> INSTRUCTIONS TO FOLLOW
Report the number of lines in the entries below that include the word "Bonos", and nothing else.

Figure record extracts
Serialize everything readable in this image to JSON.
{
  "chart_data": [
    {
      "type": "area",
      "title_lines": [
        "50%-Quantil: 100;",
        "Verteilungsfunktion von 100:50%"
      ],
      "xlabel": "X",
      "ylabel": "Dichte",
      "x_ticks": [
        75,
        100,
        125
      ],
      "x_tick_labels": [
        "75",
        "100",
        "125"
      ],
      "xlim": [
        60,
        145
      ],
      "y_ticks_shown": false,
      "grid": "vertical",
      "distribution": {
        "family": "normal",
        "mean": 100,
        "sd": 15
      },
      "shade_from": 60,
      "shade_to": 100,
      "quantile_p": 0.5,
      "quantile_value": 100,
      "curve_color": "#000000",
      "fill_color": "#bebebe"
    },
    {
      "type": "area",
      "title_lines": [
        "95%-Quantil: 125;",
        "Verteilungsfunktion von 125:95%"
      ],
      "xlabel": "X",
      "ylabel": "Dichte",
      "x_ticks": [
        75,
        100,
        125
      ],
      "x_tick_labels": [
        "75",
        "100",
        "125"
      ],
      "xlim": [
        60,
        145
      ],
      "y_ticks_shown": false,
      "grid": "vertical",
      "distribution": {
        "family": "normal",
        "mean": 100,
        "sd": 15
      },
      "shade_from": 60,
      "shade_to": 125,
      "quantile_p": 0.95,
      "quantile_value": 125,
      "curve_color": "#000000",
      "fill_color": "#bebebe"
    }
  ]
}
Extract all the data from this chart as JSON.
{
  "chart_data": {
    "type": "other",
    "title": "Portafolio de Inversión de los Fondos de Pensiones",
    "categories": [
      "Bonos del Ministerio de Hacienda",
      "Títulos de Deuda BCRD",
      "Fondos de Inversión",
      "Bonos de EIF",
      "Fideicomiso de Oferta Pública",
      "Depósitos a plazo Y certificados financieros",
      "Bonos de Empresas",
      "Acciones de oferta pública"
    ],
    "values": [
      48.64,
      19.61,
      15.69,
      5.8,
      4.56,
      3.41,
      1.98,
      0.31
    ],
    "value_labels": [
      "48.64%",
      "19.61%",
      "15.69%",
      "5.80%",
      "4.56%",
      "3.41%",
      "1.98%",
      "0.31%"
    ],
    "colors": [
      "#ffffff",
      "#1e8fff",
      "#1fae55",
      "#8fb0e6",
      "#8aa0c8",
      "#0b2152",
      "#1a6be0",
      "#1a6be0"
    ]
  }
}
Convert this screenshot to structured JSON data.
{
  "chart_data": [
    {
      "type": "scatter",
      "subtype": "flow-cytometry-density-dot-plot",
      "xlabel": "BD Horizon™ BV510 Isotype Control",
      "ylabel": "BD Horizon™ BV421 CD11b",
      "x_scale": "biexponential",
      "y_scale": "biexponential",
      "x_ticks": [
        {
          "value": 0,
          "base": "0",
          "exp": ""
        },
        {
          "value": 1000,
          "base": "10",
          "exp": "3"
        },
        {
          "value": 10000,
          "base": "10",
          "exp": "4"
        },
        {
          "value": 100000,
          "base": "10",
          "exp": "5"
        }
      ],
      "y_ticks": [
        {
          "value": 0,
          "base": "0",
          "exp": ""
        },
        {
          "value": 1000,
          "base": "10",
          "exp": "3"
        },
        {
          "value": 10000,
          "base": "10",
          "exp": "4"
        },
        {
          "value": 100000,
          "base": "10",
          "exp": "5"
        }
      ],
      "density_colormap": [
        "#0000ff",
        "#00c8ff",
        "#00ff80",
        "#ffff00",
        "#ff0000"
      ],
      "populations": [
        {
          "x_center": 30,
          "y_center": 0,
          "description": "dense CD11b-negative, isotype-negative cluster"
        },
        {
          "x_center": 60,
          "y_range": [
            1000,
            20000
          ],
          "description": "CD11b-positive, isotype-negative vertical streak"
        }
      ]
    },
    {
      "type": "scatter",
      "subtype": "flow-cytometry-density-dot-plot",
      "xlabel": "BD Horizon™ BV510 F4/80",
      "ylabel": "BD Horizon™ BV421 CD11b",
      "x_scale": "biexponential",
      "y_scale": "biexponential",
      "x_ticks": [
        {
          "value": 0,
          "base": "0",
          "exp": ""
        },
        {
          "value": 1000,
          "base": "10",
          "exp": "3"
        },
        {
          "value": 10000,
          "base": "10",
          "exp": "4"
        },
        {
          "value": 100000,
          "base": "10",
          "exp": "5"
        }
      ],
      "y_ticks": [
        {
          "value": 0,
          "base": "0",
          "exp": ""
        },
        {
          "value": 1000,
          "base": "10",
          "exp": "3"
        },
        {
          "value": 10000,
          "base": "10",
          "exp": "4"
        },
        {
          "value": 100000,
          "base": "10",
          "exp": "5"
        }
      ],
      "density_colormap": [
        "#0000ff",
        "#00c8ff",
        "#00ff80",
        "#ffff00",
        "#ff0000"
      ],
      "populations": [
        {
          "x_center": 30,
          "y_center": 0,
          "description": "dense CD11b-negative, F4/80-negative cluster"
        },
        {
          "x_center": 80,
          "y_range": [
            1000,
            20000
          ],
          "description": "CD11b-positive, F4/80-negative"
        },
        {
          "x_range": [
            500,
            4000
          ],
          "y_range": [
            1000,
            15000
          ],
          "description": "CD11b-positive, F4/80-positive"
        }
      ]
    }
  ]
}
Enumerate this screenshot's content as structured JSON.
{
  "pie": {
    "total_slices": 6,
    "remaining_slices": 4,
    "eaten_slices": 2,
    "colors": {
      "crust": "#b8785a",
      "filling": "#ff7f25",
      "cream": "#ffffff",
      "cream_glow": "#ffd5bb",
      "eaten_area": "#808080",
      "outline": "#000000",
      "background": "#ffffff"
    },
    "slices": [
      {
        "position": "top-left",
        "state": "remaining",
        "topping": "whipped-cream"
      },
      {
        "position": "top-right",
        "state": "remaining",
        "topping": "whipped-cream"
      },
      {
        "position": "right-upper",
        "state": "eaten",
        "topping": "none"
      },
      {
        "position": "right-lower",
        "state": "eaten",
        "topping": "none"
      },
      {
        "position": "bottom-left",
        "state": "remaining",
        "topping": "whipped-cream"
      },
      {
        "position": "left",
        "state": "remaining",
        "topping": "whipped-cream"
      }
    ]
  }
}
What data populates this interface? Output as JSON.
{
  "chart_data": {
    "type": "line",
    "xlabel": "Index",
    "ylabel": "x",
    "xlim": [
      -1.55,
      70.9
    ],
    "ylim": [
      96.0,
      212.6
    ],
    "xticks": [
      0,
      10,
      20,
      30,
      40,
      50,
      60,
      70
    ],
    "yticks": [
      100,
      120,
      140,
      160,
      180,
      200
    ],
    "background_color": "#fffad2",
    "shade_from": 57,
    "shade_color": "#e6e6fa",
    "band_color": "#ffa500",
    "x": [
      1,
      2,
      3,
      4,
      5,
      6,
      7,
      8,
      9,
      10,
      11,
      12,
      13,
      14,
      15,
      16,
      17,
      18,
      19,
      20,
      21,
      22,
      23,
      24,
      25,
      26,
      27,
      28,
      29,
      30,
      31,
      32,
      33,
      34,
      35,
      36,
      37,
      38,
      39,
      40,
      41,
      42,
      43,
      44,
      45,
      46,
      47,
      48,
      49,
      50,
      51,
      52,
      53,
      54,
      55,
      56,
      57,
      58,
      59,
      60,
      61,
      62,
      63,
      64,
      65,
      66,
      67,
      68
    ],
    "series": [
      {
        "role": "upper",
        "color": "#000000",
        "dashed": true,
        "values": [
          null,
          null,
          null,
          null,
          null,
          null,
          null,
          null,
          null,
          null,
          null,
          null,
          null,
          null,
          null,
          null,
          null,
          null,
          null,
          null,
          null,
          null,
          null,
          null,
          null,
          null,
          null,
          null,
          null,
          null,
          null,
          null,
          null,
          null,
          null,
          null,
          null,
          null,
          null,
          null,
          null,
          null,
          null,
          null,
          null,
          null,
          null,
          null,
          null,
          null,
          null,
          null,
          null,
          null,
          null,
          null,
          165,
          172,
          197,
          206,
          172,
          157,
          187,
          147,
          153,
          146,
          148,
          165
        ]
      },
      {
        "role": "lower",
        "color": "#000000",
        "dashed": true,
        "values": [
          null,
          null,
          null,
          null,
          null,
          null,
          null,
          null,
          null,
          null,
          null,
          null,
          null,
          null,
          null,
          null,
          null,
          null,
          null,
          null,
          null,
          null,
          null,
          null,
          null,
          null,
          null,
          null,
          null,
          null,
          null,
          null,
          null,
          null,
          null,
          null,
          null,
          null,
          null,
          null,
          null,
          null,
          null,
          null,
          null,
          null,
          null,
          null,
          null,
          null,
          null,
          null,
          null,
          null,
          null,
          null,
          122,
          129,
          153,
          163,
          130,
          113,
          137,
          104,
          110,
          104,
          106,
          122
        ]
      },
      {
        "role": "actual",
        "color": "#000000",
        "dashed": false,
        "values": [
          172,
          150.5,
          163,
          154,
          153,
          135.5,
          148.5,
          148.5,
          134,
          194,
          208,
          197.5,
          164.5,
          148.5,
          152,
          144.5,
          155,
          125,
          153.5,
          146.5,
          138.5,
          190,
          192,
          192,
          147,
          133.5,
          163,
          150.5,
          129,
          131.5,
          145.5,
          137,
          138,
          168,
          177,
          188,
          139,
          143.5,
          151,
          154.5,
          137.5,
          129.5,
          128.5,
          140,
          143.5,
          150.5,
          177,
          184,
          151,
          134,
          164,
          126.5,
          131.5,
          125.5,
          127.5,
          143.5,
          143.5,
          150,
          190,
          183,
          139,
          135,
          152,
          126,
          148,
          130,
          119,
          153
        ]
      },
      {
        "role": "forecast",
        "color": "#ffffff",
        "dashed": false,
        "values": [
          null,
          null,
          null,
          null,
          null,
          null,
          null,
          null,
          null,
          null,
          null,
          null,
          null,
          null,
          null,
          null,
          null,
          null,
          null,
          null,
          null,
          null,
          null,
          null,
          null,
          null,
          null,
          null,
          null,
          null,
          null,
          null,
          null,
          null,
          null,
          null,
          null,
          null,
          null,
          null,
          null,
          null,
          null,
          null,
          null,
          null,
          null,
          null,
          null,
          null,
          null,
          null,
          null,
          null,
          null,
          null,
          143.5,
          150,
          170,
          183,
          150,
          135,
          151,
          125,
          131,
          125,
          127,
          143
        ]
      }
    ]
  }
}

> OUTPUT BELOW
3